• _Problem_
Copy the lines below verbatim, omitting the pictures from your output.

=== Task material ===

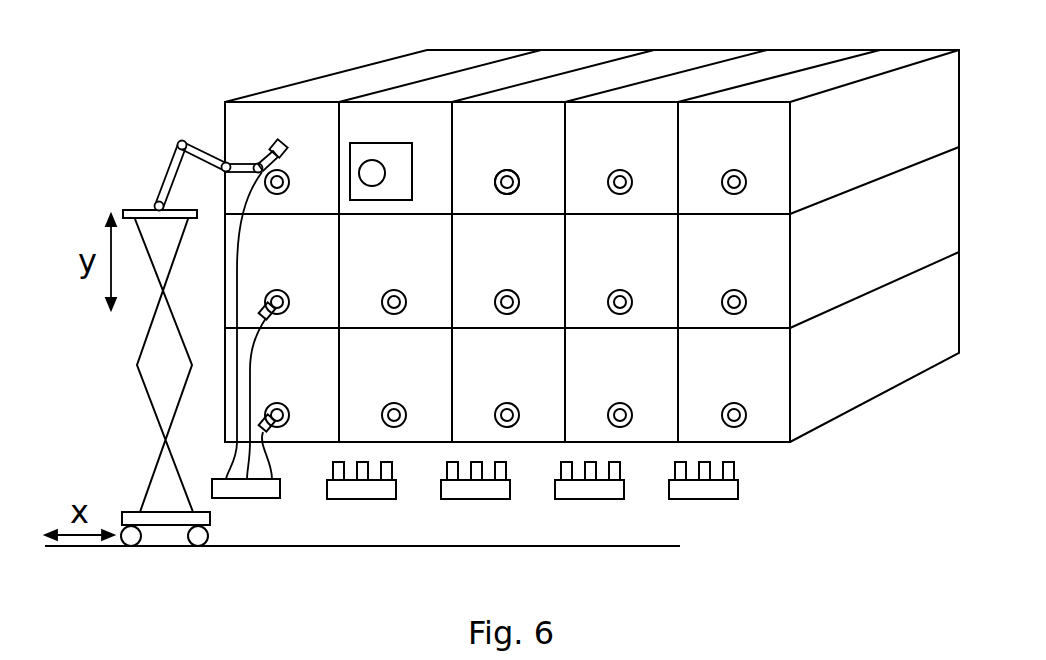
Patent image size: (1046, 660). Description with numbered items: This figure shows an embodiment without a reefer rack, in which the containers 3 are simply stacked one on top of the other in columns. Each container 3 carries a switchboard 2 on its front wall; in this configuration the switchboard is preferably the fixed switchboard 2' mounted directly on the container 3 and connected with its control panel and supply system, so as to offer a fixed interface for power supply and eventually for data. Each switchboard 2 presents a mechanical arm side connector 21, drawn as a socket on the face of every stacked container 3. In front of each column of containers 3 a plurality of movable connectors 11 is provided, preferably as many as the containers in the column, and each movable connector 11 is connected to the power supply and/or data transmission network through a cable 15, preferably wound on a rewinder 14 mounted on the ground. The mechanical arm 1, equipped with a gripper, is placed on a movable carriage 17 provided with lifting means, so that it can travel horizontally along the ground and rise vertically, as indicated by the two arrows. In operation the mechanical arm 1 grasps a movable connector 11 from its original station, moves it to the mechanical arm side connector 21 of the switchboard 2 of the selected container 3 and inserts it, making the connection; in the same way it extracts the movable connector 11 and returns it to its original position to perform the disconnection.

The mechanical arm 1 is at (162, 172).
The movable connector 11 is at (272, 148).
The mechanical arm side connector 21 is at (285, 172).
The container 3 is at (283, 88).
The switchboard 2 is at (381, 100).
The fixed switchboard 2' is at (511, 98).
The cable 15 is at (238, 266).
The movable carriage 17 is at (157, 458).
The rewinder 14 is at (280, 487).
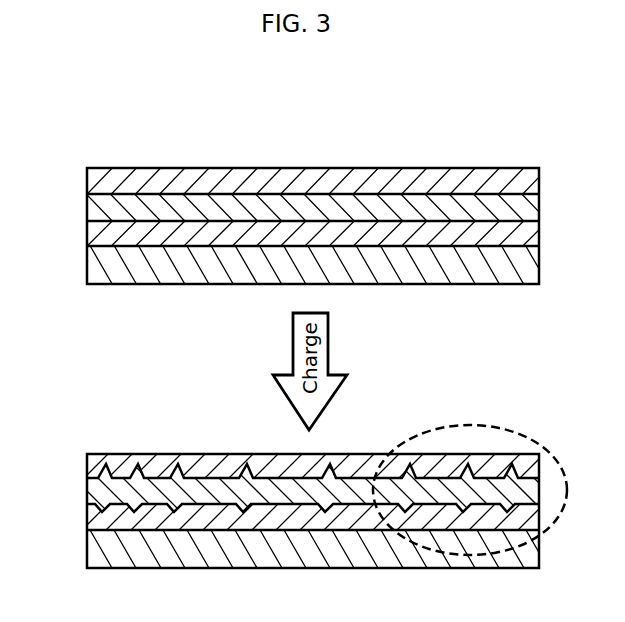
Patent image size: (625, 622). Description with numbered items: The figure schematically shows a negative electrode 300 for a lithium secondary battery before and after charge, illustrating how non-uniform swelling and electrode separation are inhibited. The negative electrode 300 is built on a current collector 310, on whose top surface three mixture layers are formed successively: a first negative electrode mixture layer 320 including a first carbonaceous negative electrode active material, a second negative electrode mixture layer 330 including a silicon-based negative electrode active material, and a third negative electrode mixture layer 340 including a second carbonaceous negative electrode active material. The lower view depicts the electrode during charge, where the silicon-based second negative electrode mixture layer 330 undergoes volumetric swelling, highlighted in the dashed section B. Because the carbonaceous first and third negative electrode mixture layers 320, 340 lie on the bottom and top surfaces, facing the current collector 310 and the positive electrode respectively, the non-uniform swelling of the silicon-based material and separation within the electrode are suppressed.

The negative electrode 300 is at (108, 130).
The third negative electrode mixture layer 340 is at (91, 181).
The second negative electrode mixture layer 330 is at (91, 206).
The first negative electrode mixture layer 320 is at (91, 232).
The current collector 310 is at (91, 262).
The highlighted section B is at (504, 421).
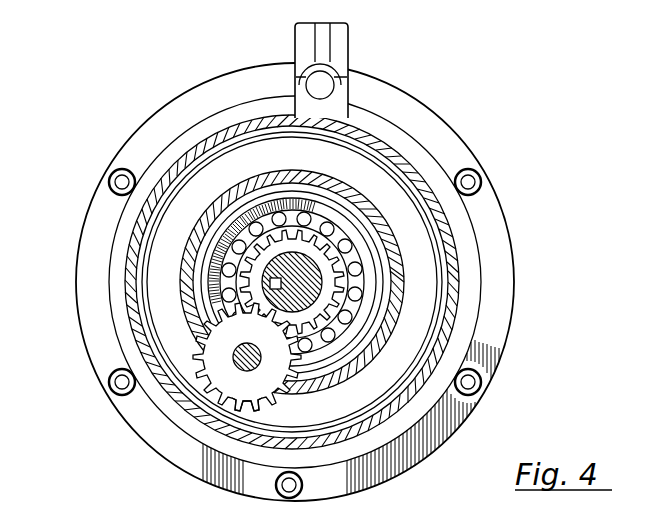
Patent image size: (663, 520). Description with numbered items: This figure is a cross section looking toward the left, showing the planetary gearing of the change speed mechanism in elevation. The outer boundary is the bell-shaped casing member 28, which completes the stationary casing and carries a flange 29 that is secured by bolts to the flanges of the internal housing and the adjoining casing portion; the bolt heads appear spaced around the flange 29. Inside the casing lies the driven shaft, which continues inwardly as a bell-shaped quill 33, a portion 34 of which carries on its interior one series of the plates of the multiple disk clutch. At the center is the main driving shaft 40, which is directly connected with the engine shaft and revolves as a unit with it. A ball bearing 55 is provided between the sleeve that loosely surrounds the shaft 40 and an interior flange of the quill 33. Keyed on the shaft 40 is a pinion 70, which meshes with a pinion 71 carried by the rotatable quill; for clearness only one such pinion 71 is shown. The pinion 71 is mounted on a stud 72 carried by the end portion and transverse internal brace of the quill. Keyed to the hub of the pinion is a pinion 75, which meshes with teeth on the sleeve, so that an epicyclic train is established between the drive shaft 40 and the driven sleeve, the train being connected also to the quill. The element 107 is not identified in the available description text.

The casing member 28 is at (230, 425).
The flange 29 is at (477, 206).
The bell-shaped quill 33 is at (385, 238).
The portion of the quill 34 is at (152, 313).
The main driving shaft 40 is at (325, 285).
The ball bearing 55 is at (193, 288).
The pinion 70 is at (340, 262).
The pinion 71 is at (240, 366).
The stud 72 is at (240, 368).
The pinion 75 is at (272, 410).
The pin 107 is at (333, 45).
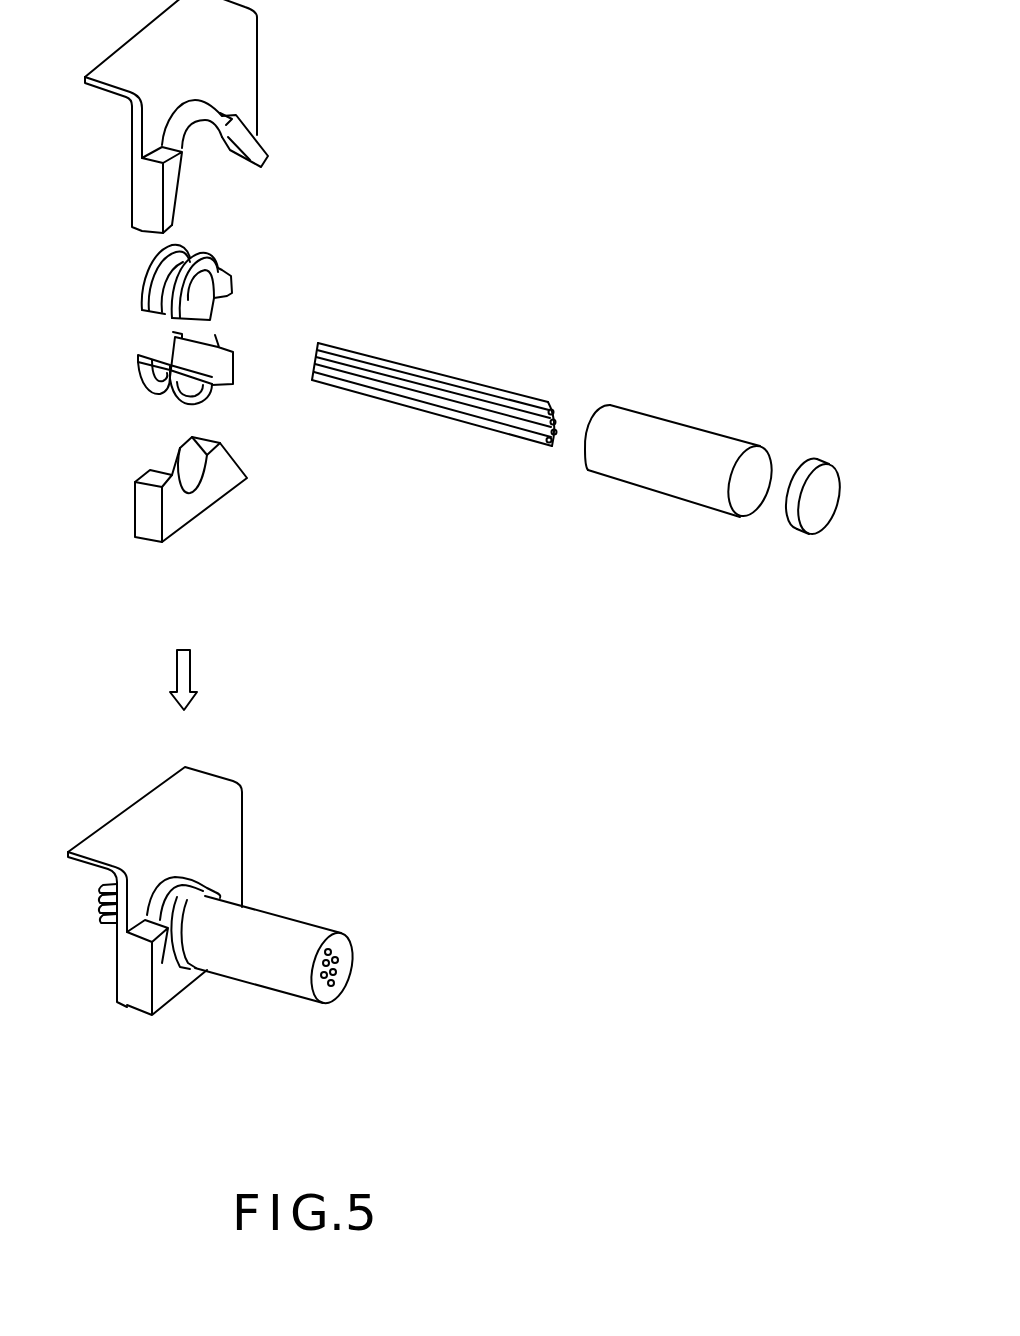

===

• _The response_
Patent image size: (1046, 660). Description with numbered items: This figure shows an embodiment without a reefer rack, in which the containers 3 are simply stacked one on top of the other in columns. Each container 3 carries a switchboard 2 on its front wall; in this configuration the switchboard is preferably the fixed switchboard 2' mounted directly on the container 3 and connected with its control panel and supply system, so as to offer a fixed interface for power supply and eventually for data. Each switchboard 2 presents a mechanical arm side connector 21, drawn as a socket on the face of every stacked container 3. In front of each column of containers 3 a plurality of movable connectors 11 is provided, preferably as many as the containers in the column, and each movable connector 11 is connected to the power supply and/or data transmission network through a cable 15, preferably wound on a rewinder 14 mounted on the ground. The mechanical arm 1, equipped with a gripper, is placed on a movable carriage 17 provided with lifting means, so that it can travel horizontally along the ground and rise vertically, as indicated by the two arrows. In operation the mechanical arm 1 grasps a movable connector 11 from its original station, moves it to the mechanical arm side connector 21 of the switchboard 2 of the selected container 3 and inserts it, making the connection; in the same way it extracts the movable connector 11 and returns it to its original position to perform the disconnection.

The mechanical arm 1 is at (162, 172).
The movable connector 11 is at (272, 148).
The mechanical arm side connector 21 is at (285, 172).
The container 3 is at (283, 88).
The switchboard 2 is at (381, 100).
The fixed switchboard 2' is at (511, 98).
The cable 15 is at (238, 266).
The movable carriage 17 is at (157, 458).
The rewinder 14 is at (280, 487).
Patent image size: (625, 622). Description with numbered items: The figure schematically shows a negative electrode 300 for a lithium secondary battery before and after charge, illustrating how non-uniform swelling and electrode separation are inhibited. The negative electrode 300 is built on a current collector 310, on whose top surface three mixture layers are formed successively: a first negative electrode mixture layer 320 including a first carbonaceous negative electrode active material, a second negative electrode mixture layer 330 including a silicon-based negative electrode active material, and a third negative electrode mixture layer 340 including a second carbonaceous negative electrode active material. The lower view depicts the electrode during charge, where the silicon-based second negative electrode mixture layer 330 undergoes volumetric swelling, highlighted in the dashed section B. Because the carbonaceous first and third negative electrode mixture layers 320, 340 lie on the bottom and top surfaces, facing the current collector 310 and the positive electrode respectively, the non-uniform swelling of the silicon-based material and separation within the electrode are suppressed.

The negative electrode 300 is at (108, 130).
The third negative electrode mixture layer 340 is at (91, 181).
The second negative electrode mixture layer 330 is at (91, 206).
The first negative electrode mixture layer 320 is at (91, 232).
The current collector 310 is at (91, 262).
The highlighted section B is at (504, 421).
Patent image size: (663, 520). Description with numbered items: This figure is a cross section looking toward the left, showing the planetary gearing of the change speed mechanism in elevation. The outer boundary is the bell-shaped casing member 28, which completes the stationary casing and carries a flange 29 that is secured by bolts to the flanges of the internal housing and the adjoining casing portion; the bolt heads appear spaced around the flange 29. Inside the casing lies the driven shaft, which continues inwardly as a bell-shaped quill 33, a portion 34 of which carries on its interior one series of the plates of the multiple disk clutch. At the center is the main driving shaft 40, which is directly connected with the engine shaft and revolves as a unit with it. A ball bearing 55 is provided between the sleeve that loosely surrounds the shaft 40 and an interior flange of the quill 33. Keyed on the shaft 40 is a pinion 70, which meshes with a pinion 71 carried by the rotatable quill; for clearness only one such pinion 71 is shown. The pinion 71 is mounted on a stud 72 carried by the end portion and transverse internal brace of the quill. Keyed to the hub of the pinion is a pinion 75, which meshes with teeth on the sleeve, so that an epicyclic train is established between the drive shaft 40 and the driven sleeve, the train being connected also to the quill. The element 107 is not identified in the available description text.

The casing member 28 is at (230, 425).
The flange 29 is at (477, 206).
The bell-shaped quill 33 is at (385, 238).
The portion of the quill 34 is at (152, 313).
The main driving shaft 40 is at (325, 285).
The ball bearing 55 is at (193, 288).
The pinion 70 is at (340, 262).
The pinion 71 is at (240, 366).
The stud 72 is at (240, 368).
The pinion 75 is at (272, 410).
The pin 107 is at (333, 45).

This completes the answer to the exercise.